- _Task prompt_:
Copy all of the records below verbatim.
-- START Supplied records --
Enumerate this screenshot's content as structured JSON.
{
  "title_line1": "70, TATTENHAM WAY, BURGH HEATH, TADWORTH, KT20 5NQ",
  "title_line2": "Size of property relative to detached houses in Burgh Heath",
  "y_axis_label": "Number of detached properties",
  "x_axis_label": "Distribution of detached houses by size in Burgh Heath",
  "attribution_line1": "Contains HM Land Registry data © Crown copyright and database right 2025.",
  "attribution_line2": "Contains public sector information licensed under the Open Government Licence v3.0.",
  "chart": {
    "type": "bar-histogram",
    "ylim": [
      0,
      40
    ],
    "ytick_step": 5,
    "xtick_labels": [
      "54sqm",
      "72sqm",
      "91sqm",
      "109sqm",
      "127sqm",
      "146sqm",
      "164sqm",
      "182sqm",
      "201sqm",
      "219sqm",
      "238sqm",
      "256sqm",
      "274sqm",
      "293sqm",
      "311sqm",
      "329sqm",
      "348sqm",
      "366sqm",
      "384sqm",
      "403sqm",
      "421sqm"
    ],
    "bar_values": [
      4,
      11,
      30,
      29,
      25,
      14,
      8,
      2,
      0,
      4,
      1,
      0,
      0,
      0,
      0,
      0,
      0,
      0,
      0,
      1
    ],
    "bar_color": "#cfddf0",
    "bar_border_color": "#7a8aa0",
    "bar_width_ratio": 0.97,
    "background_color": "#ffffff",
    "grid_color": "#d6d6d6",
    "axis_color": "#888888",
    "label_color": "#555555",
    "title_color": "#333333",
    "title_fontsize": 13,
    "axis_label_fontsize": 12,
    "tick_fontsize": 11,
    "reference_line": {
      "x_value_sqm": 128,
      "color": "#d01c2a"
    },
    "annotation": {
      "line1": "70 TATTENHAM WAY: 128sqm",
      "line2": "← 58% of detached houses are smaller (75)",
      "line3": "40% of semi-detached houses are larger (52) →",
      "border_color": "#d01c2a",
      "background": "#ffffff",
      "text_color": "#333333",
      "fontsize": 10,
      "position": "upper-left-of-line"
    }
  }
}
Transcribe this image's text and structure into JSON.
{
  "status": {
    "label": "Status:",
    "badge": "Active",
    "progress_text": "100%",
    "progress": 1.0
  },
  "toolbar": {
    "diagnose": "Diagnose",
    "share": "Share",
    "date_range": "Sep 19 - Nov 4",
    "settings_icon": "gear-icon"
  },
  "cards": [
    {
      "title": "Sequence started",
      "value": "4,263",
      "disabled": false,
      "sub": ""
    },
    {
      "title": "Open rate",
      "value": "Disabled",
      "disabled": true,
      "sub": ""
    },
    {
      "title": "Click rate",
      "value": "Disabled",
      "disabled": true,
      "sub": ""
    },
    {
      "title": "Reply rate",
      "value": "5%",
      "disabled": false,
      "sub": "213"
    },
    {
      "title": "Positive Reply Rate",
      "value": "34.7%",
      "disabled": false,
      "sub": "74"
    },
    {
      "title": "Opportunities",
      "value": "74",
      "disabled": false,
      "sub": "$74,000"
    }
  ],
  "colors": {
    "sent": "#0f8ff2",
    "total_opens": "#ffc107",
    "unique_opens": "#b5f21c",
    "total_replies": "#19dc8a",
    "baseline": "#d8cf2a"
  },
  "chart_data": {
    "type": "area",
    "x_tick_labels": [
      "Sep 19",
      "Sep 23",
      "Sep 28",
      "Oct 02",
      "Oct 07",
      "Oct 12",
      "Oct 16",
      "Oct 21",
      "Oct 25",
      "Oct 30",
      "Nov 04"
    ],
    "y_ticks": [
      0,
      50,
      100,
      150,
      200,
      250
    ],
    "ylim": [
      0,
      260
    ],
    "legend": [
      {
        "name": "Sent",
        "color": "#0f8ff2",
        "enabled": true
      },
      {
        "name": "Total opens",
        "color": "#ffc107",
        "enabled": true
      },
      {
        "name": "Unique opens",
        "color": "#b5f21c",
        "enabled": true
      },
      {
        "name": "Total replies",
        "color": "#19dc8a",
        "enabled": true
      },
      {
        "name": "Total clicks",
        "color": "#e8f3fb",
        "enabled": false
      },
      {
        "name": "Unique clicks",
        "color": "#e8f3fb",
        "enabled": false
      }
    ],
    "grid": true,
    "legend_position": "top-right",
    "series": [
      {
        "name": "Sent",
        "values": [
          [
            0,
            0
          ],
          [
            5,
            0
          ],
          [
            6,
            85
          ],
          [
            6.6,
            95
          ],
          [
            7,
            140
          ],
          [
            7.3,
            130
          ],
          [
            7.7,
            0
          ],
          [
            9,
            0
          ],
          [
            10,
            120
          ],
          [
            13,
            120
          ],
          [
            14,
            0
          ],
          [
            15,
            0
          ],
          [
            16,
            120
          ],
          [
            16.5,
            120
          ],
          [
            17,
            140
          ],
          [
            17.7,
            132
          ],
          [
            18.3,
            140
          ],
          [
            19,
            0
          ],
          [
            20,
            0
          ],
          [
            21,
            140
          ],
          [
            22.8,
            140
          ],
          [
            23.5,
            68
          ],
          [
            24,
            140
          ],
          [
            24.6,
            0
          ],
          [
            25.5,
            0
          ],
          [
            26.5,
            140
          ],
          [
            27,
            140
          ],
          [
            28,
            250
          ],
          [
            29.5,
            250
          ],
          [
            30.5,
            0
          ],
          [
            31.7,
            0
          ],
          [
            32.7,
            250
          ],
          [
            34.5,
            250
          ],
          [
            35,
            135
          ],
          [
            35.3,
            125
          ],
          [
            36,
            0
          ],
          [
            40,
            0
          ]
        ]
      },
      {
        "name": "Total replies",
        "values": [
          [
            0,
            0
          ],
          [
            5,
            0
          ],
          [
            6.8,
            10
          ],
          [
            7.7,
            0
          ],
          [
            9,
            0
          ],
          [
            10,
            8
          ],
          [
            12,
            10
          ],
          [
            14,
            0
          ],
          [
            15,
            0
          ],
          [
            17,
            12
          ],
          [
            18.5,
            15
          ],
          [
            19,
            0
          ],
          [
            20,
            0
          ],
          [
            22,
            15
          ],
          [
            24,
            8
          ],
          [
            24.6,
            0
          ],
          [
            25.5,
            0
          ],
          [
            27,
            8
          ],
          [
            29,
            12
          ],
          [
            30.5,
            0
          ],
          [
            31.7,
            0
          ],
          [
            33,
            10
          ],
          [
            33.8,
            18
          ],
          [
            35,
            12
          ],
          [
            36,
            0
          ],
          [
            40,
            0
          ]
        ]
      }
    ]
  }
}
-- END Supplied records --
- _Answer to the exercise_:
Enumerate this screenshot's content as structured JSON.
{
  "title_line1": "70, TATTENHAM WAY, BURGH HEATH, TADWORTH, KT20 5NQ",
  "title_line2": "Size of property relative to detached houses in Burgh Heath",
  "y_axis_label": "Number of detached properties",
  "x_axis_label": "Distribution of detached houses by size in Burgh Heath",
  "attribution_line1": "Contains HM Land Registry data © Crown copyright and database right 2025.",
  "attribution_line2": "Contains public sector information licensed under the Open Government Licence v3.0.",
  "chart": {
    "type": "bar-histogram",
    "ylim": [
      0,
      40
    ],
    "ytick_step": 5,
    "xtick_labels": [
      "54sqm",
      "72sqm",
      "91sqm",
      "109sqm",
      "127sqm",
      "146sqm",
      "164sqm",
      "182sqm",
      "201sqm",
      "219sqm",
      "238sqm",
      "256sqm",
      "274sqm",
      "293sqm",
      "311sqm",
      "329sqm",
      "348sqm",
      "366sqm",
      "384sqm",
      "403sqm",
      "421sqm"
    ],
    "bar_values": [
      4,
      11,
      30,
      29,
      25,
      14,
      8,
      2,
      0,
      4,
      1,
      0,
      0,
      0,
      0,
      0,
      0,
      0,
      0,
      1
    ],
    "bar_color": "#cfddf0",
    "bar_border_color": "#7a8aa0",
    "bar_width_ratio": 0.97,
    "background_color": "#ffffff",
    "grid_color": "#d6d6d6",
    "axis_color": "#888888",
    "label_color": "#555555",
    "title_color": "#333333",
    "title_fontsize": 13,
    "axis_label_fontsize": 12,
    "tick_fontsize": 11,
    "reference_line": {
      "x_value_sqm": 128,
      "color": "#d01c2a"
    },
    "annotation": {
      "line1": "70 TATTENHAM WAY: 128sqm",
      "line2": "← 58% of detached houses are smaller (75)",
      "line3": "40% of semi-detached houses are larger (52) →",
      "border_color": "#d01c2a",
      "background": "#ffffff",
      "text_color": "#333333",
      "fontsize": 10,
      "position": "upper-left-of-line"
    }
  }
}
Transcribe this image's text and structure into JSON.
{
  "status": {
    "label": "Status:",
    "badge": "Active",
    "progress_text": "100%",
    "progress": 1.0
  },
  "toolbar": {
    "diagnose": "Diagnose",
    "share": "Share",
    "date_range": "Sep 19 - Nov 4",
    "settings_icon": "gear-icon"
  },
  "cards": [
    {
      "title": "Sequence started",
      "value": "4,263",
      "disabled": false,
      "sub": ""
    },
    {
      "title": "Open rate",
      "value": "Disabled",
      "disabled": true,
      "sub": ""
    },
    {
      "title": "Click rate",
      "value": "Disabled",
      "disabled": true,
      "sub": ""
    },
    {
      "title": "Reply rate",
      "value": "5%",
      "disabled": false,
      "sub": "213"
    },
    {
      "title": "Positive Reply Rate",
      "value": "34.7%",
      "disabled": false,
      "sub": "74"
    },
    {
      "title": "Opportunities",
      "value": "74",
      "disabled": false,
      "sub": "$74,000"
    }
  ],
  "colors": {
    "sent": "#0f8ff2",
    "total_opens": "#ffc107",
    "unique_opens": "#b5f21c",
    "total_replies": "#19dc8a",
    "baseline": "#d8cf2a"
  },
  "chart_data": {
    "type": "area",
    "x_tick_labels": [
      "Sep 19",
      "Sep 23",
      "Sep 28",
      "Oct 02",
      "Oct 07",
      "Oct 12",
      "Oct 16",
      "Oct 21",
      "Oct 25",
      "Oct 30",
      "Nov 04"
    ],
    "y_ticks": [
      0,
      50,
      100,
      150,
      200,
      250
    ],
    "ylim": [
      0,
      260
    ],
    "legend": [
      {
        "name": "Sent",
        "color": "#0f8ff2",
        "enabled": true
      },
      {
        "name": "Total opens",
        "color": "#ffc107",
        "enabled": true
      },
      {
        "name": "Unique opens",
        "color": "#b5f21c",
        "enabled": true
      },
      {
        "name": "Total replies",
        "color": "#19dc8a",
        "enabled": true
      },
      {
        "name": "Total clicks",
        "color": "#e8f3fb",
        "enabled": false
      },
      {
        "name": "Unique clicks",
        "color": "#e8f3fb",
        "enabled": false
      }
    ],
    "grid": true,
    "legend_position": "top-right",
    "series": [
      {
        "name": "Sent",
        "values": [
          [
            0,
            0
          ],
          [
            5,
            0
          ],
          [
            6,
            85
          ],
          [
            6.6,
            95
          ],
          [
            7,
            140
          ],
          [
            7.3,
            130
          ],
          [
            7.7,
            0
          ],
          [
            9,
            0
          ],
          [
            10,
            120
          ],
          [
            13,
            120
          ],
          [
            14,
            0
          ],
          [
            15,
            0
          ],
          [
            16,
            120
          ],
          [
            16.5,
            120
          ],
          [
            17,
            140
          ],
          [
            17.7,
            132
          ],
          [
            18.3,
            140
          ],
          [
            19,
            0
          ],
          [
            20,
            0
          ],
          [
            21,
            140
          ],
          [
            22.8,
            140
          ],
          [
            23.5,
            68
          ],
          [
            24,
            140
          ],
          [
            24.6,
            0
          ],
          [
            25.5,
            0
          ],
          [
            26.5,
            140
          ],
          [
            27,
            140
          ],
          [
            28,
            250
          ],
          [
            29.5,
            250
          ],
          [
            30.5,
            0
          ],
          [
            31.7,
            0
          ],
          [
            32.7,
            250
          ],
          [
            34.5,
            250
          ],
          [
            35,
            135
          ],
          [
            35.3,
            125
          ],
          [
            36,
            0
          ],
          [
            40,
            0
          ]
        ]
      },
      {
        "name": "Total replies",
        "values": [
          [
            0,
            0
          ],
          [
            5,
            0
          ],
          [
            6.8,
            10
          ],
          [
            7.7,
            0
          ],
          [
            9,
            0
          ],
          [
            10,
            8
          ],
          [
            12,
            10
          ],
          [
            14,
            0
          ],
          [
            15,
            0
          ],
          [
            17,
            12
          ],
          [
            18.5,
            15
          ],
          [
            19,
            0
          ],
          [
            20,
            0
          ],
          [
            22,
            15
          ],
          [
            24,
            8
          ],
          [
            24.6,
            0
          ],
          [
            25.5,
            0
          ],
          [
            27,
            8
          ],
          [
            29,
            12
          ],
          [
            30.5,
            0
          ],
          [
            31.7,
            0
          ],
          [
            33,
            10
          ],
          [
            33.8,
            18
          ],
          [
            35,
            12
          ],
          [
            36,
            0
          ],
          [
            40,
            0
          ]
        ]
      }
    ]
  }
}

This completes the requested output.